(What to produce): Tally the lines holding "sounds" and state only that figure.

(Data listing)

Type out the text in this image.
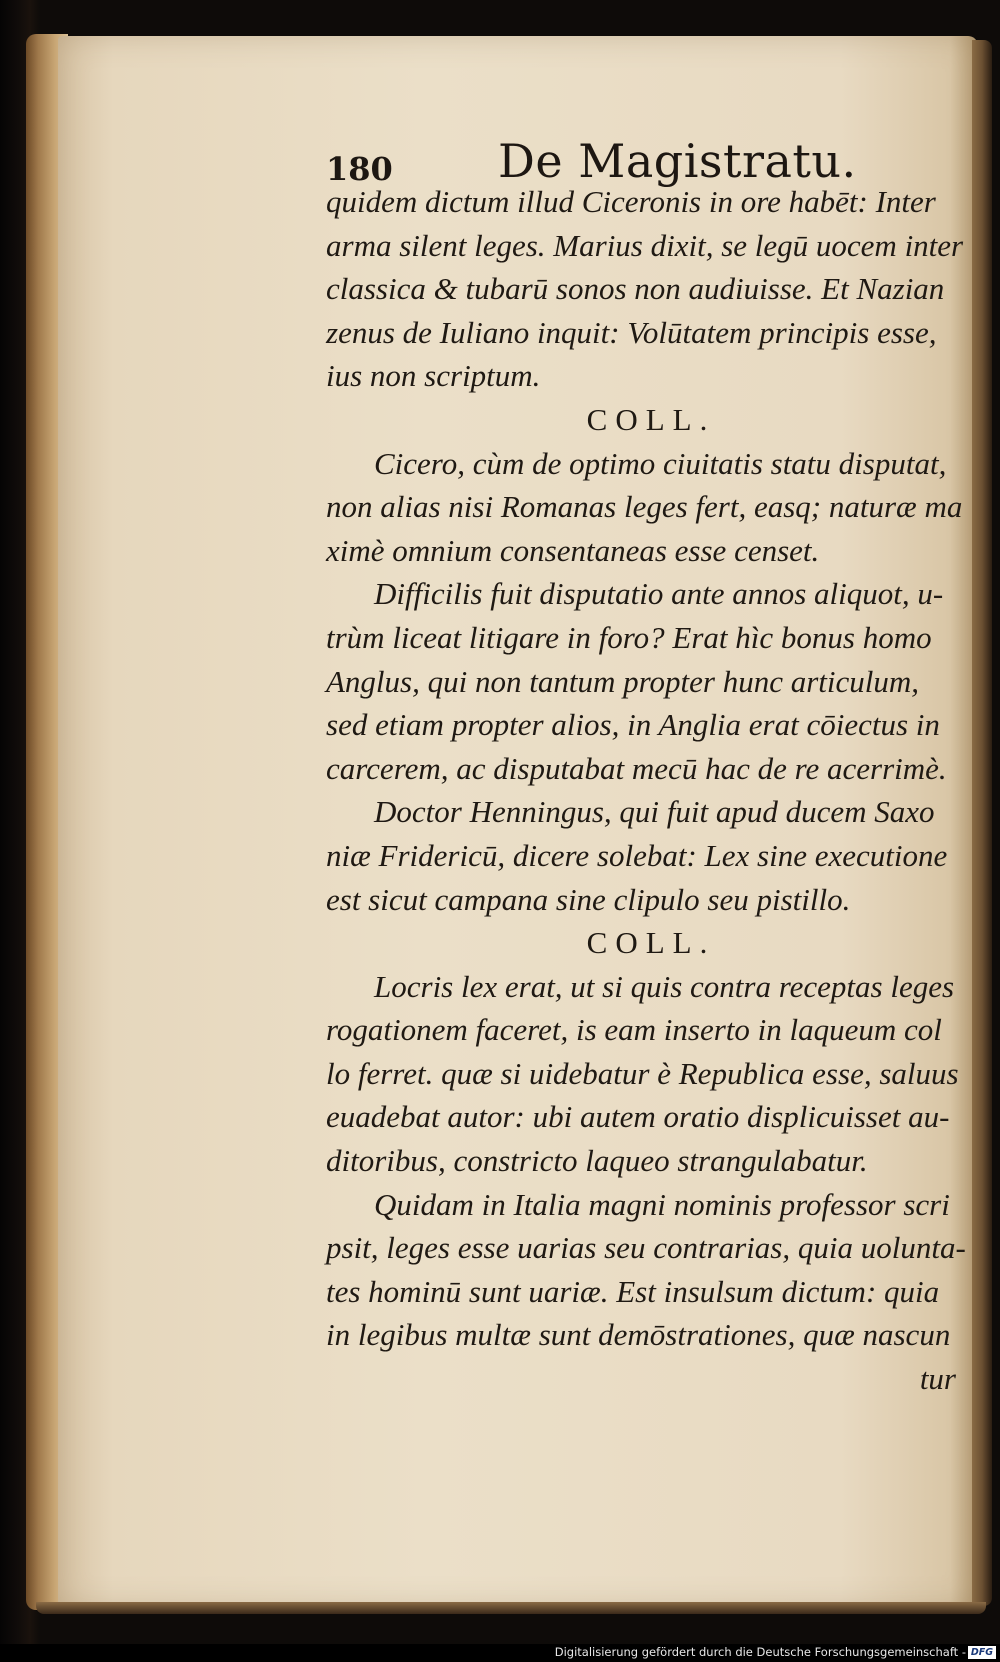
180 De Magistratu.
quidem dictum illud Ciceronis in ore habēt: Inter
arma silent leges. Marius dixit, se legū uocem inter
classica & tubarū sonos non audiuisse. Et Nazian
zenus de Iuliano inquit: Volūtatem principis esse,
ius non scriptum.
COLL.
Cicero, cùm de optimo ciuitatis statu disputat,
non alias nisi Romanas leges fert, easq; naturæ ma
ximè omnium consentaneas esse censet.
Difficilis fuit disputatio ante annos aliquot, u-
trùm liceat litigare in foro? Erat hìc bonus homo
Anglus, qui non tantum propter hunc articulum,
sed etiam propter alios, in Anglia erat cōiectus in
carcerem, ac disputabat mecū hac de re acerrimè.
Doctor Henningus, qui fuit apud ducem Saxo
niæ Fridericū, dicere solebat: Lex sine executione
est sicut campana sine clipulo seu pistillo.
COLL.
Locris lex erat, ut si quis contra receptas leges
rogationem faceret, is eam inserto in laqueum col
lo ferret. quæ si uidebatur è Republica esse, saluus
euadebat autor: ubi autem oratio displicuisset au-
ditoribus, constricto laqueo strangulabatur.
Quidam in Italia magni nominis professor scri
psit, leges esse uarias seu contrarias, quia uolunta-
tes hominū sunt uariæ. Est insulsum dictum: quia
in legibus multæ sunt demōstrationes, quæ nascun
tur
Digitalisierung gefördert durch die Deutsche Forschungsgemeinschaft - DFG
--
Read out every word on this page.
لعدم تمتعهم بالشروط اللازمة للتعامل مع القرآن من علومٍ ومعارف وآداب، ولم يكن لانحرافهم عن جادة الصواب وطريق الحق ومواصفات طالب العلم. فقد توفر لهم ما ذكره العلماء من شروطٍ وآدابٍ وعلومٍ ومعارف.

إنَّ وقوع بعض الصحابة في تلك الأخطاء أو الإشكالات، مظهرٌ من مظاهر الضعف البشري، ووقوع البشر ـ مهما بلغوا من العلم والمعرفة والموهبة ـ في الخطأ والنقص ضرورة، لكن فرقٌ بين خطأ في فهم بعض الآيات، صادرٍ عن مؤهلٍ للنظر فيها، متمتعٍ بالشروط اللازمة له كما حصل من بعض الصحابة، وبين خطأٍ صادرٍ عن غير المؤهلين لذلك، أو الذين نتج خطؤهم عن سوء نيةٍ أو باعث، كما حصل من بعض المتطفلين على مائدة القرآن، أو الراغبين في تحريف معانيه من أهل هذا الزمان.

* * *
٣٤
* * *
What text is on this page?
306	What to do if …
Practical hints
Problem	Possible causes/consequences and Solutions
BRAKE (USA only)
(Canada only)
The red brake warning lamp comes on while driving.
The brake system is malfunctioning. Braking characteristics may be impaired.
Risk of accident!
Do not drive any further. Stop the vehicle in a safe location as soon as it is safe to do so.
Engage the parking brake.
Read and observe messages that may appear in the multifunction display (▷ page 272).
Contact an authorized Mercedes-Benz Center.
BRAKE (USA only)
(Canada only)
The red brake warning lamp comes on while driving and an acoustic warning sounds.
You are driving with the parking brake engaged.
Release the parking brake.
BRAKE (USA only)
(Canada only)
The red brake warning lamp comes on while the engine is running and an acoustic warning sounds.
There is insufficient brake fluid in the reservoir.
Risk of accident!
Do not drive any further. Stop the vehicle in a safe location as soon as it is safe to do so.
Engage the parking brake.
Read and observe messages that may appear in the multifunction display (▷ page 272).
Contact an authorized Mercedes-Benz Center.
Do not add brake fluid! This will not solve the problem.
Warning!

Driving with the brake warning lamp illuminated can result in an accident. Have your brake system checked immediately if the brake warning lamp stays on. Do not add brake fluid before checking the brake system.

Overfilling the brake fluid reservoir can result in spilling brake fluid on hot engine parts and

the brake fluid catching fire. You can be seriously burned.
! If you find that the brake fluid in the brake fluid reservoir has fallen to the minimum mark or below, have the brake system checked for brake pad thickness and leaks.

(Solution to the exercise): 2